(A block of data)
┌──
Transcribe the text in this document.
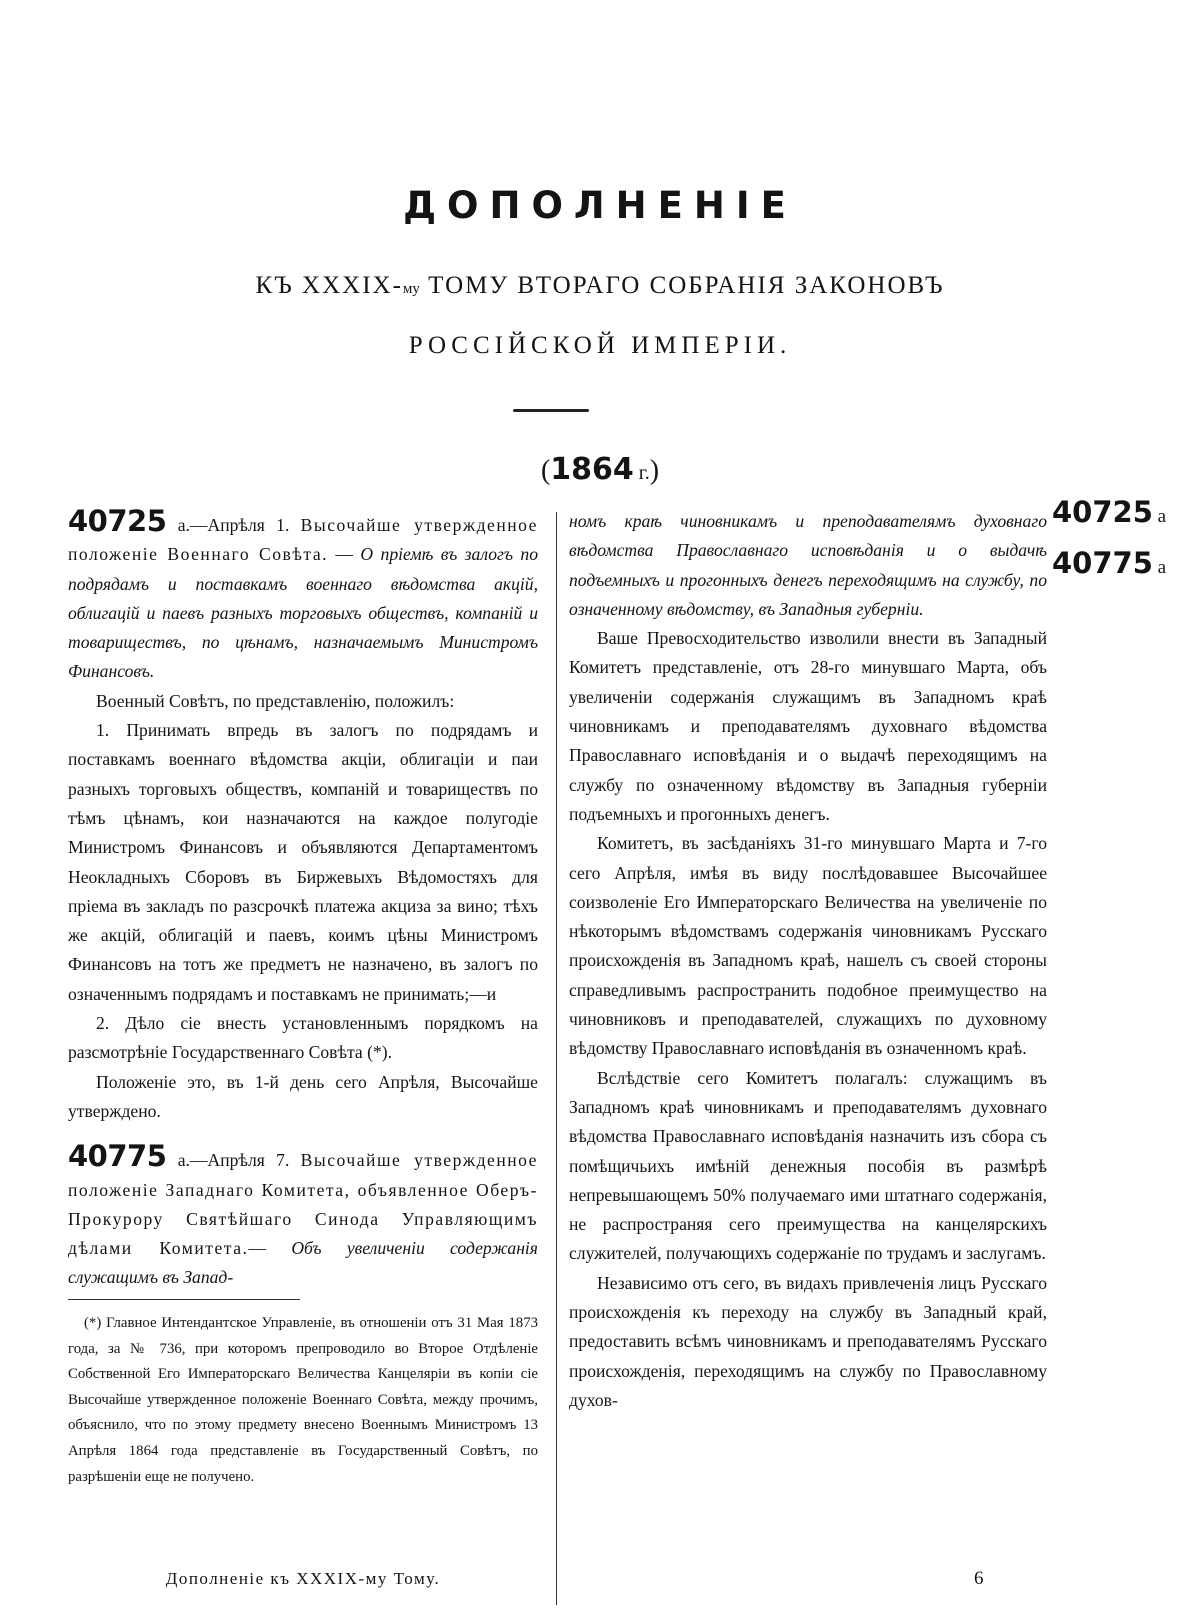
ДОПОЛНЕНІЕ
КЪ XXXIX-му ТОМУ ВТОРАГО СОБРАНІЯ ЗАКОНОВЪ
РОССІЙСКОЙ ИМПЕРІИ.
(1864 г.)

40725 а.—Апрѣля 1. Высочайше утвержденное положеніе Военнаго Совѣта. — О пріемѣ въ залогъ по подрядамъ и поставкамъ военнаго вѣдомства акцій, облигацій и паевъ разныхъ торговыхъ обществъ, компаній и товариществъ, по цѣнамъ, назначаемымъ Министромъ Финансовъ.

Военный Совѣтъ, по представленію, положилъ:

1. Принимать впредь въ залогъ по подрядамъ и поставкамъ военнаго вѣдомства акціи, облигаціи и паи разныхъ торговыхъ обществъ, компаній и товариществъ по тѣмъ цѣнамъ, кои назначаются на каждое полугодіе Министромъ Финансовъ и объявляются Департаментомъ Неокладныхъ Сборовъ въ Биржевыхъ Вѣдомостяхъ для пріема въ закладъ по разсрочкѣ платежа акциза за вино; тѣхъ же акцій, облигацій и паевъ, коимъ цѣны Министромъ Финансовъ на тотъ же предметъ не назначено, въ залогъ по означеннымъ подрядамъ и поставкамъ не принимать;—и

2. Дѣло сіе внесть установленнымъ порядкомъ на разсмотрѣніе Государственнаго Совѣта (*).

Положеніе это, въ 1-й день сего Апрѣля, Высочайше утверждено.

40775 а.—Апрѣля 7. Высочайше утвержденное положеніе Западнаго Комитета, объявленное Оберъ-Прокурору Святѣйшаго Синода Управляющимъ дѣлами Комитета.— Объ увеличеніи содержанія служащимъ въ Запад-

(*) Главное Интендантское Управленіе, въ отношеніи отъ 31 Мая 1873 года, за № 736, при которомъ препроводило во Второе Отдѣленіе Собственной Его Императорскаго Величества Канцеляріи въ копіи сіе Высочайше утвержденное положеніе Военнаго Совѣта, между прочимъ, объяснило, что по этому предмету внесено Военнымъ Министромъ 13 Апрѣля 1864 года представленіе въ Государственный Совѣтъ, по разрѣшеніи еще не получено.

Дополненіе къ XXXIX-му Тому.	6

номъ краѣ чиновникамъ и преподавателямъ духовнаго вѣдомства Православнаго исповѣданія и о выдачѣ подъемныхъ и прогонныхъ денегъ переходящимъ на службу, по означенному вѣдомству, въ Западныя губерніи.

Ваше Превосходительство изволили внести въ Западный Комитетъ представленіе, отъ 28-го минувшаго Марта, объ увеличеніи содержанія служащимъ въ Западномъ краѣ чиновникамъ и преподавателямъ духовнаго вѣдомства Православнаго исповѣданія и о выдачѣ переходящимъ на службу по означенному вѣдомству въ Западныя губерніи подъемныхъ и прогонныхъ денегъ.

Комитетъ, въ засѣданіяхъ 31-го минувшаго Марта и 7-го сего Апрѣля, имѣя въ виду послѣдовавшее Высочайшее соизволеніе Его Императорскаго Величества на увеличеніе по нѣкоторымъ вѣдомствамъ содержанія чиновникамъ Русскаго происхожденія въ Западномъ краѣ, нашелъ съ своей стороны справедливымъ распространить подобное преимущество на чиновниковъ и преподавателей, служащихъ по духовному вѣдомству Православнаго исповѣданія въ означенномъ краѣ.

Вслѣдствіе сего Комитетъ полагалъ: служащимъ въ Западномъ краѣ чиновникамъ и преподавателямъ духовнаго вѣдомства Православнаго исповѣданія назначить изъ сбора съ помѣщичьихъ имѣній денежныя пособія въ размѣрѣ непревышающемъ 50% получаемаго ими штатнаго содержанія, не распространяя сего преимущества на канцелярскихъ служителей, получающихъ содержаніе по трудамъ и заслугамъ.

Независимо отъ сего, въ видахъ привлеченія лицъ Русскаго происхожденія къ переходу на службу въ Западный край, предоставить всѣмъ чиновникамъ и преподавателямъ Русскаго происхожденія, переходящимъ на службу по Православному духов-

40725 а
40775 а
└──
| What is asked |
Could you reproduce every record above exactly, leaving out the pictures?

| Solution for this exercise |
Transcribe the text in this document.
ДОПОЛНЕНІЕ
КЪ XXXIX-му ТОМУ ВТОРАГО СОБРАНІЯ ЗАКОНОВЪ
РОССІЙСКОЙ ИМПЕРІИ.
(1864 г.)

40725 а.—Апрѣля 1. Высочайше утвержденное положеніе Военнаго Совѣта. — О пріемѣ въ залогъ по подрядамъ и поставкамъ военнаго вѣдомства акцій, облигацій и паевъ разныхъ торговыхъ обществъ, компаній и товариществъ, по цѣнамъ, назначаемымъ Министромъ Финансовъ.

Военный Совѣтъ, по представленію, положилъ:

1. Принимать впредь въ залогъ по подрядамъ и поставкамъ военнаго вѣдомства акціи, облигаціи и паи разныхъ торговыхъ обществъ, компаній и товариществъ по тѣмъ цѣнамъ, кои назначаются на каждое полугодіе Министромъ Финансовъ и объявляются Департаментомъ Неокладныхъ Сборовъ въ Биржевыхъ Вѣдомостяхъ для пріема въ закладъ по разсрочкѣ платежа акциза за вино; тѣхъ же акцій, облигацій и паевъ, коимъ цѣны Министромъ Финансовъ на тотъ же предметъ не назначено, въ залогъ по означеннымъ подрядамъ и поставкамъ не принимать;—и

2. Дѣло сіе внесть установленнымъ порядкомъ на разсмотрѣніе Государственнаго Совѣта (*).

Положеніе это, въ 1-й день сего Апрѣля, Высочайше утверждено.

40775 а.—Апрѣля 7. Высочайше утвержденное положеніе Западнаго Комитета, объявленное Оберъ-Прокурору Святѣйшаго Синода Управляющимъ дѣлами Комитета.— Объ увеличеніи содержанія служащимъ въ Запад-

(*) Главное Интендантское Управленіе, въ отношеніи отъ 31 Мая 1873 года, за № 736, при которомъ препроводило во Второе Отдѣленіе Собственной Его Императорскаго Величества Канцеляріи въ копіи сіе Высочайше утвержденное положеніе Военнаго Совѣта, между прочимъ, объяснило, что по этому предмету внесено Военнымъ Министромъ 13 Апрѣля 1864 года представленіе въ Государственный Совѣтъ, по разрѣшеніи еще не получено.

Дополненіе къ XXXIX-му Тому.	6

номъ краѣ чиновникамъ и преподавателямъ духовнаго вѣдомства Православнаго исповѣданія и о выдачѣ подъемныхъ и прогонныхъ денегъ переходящимъ на службу, по означенному вѣдомству, въ Западныя губерніи.

Ваше Превосходительство изволили внести въ Западный Комитетъ представленіе, отъ 28-го минувшаго Марта, объ увеличеніи содержанія служащимъ въ Западномъ краѣ чиновникамъ и преподавателямъ духовнаго вѣдомства Православнаго исповѣданія и о выдачѣ переходящимъ на службу по означенному вѣдомству въ Западныя губерніи подъемныхъ и прогонныхъ денегъ.

Комитетъ, въ засѣданіяхъ 31-го минувшаго Марта и 7-го сего Апрѣля, имѣя въ виду послѣдовавшее Высочайшее соизволеніе Его Императорскаго Величества на увеличеніе по нѣкоторымъ вѣдомствамъ содержанія чиновникамъ Русскаго происхожденія въ Западномъ краѣ, нашелъ съ своей стороны справедливымъ распространить подобное преимущество на чиновниковъ и преподавателей, служащихъ по духовному вѣдомству Православнаго исповѣданія въ означенномъ краѣ.

Вслѣдствіе сего Комитетъ полагалъ: служащимъ въ Западномъ краѣ чиновникамъ и преподавателямъ духовнаго вѣдомства Православнаго исповѣданія назначить изъ сбора съ помѣщичьихъ имѣній денежныя пособія въ размѣрѣ непревышающемъ 50% получаемаго ими штатнаго содержанія, не распространяя сего преимущества на канцелярскихъ служителей, получающихъ содержаніе по трудамъ и заслугамъ.

Независимо отъ сего, въ видахъ привлеченія лицъ Русскаго происхожденія къ переходу на службу въ Западный край, предоставить всѣмъ чиновникамъ и преподавателямъ Русскаго происхожденія, переходящимъ на службу по Православному духов-

40725 а
40775 а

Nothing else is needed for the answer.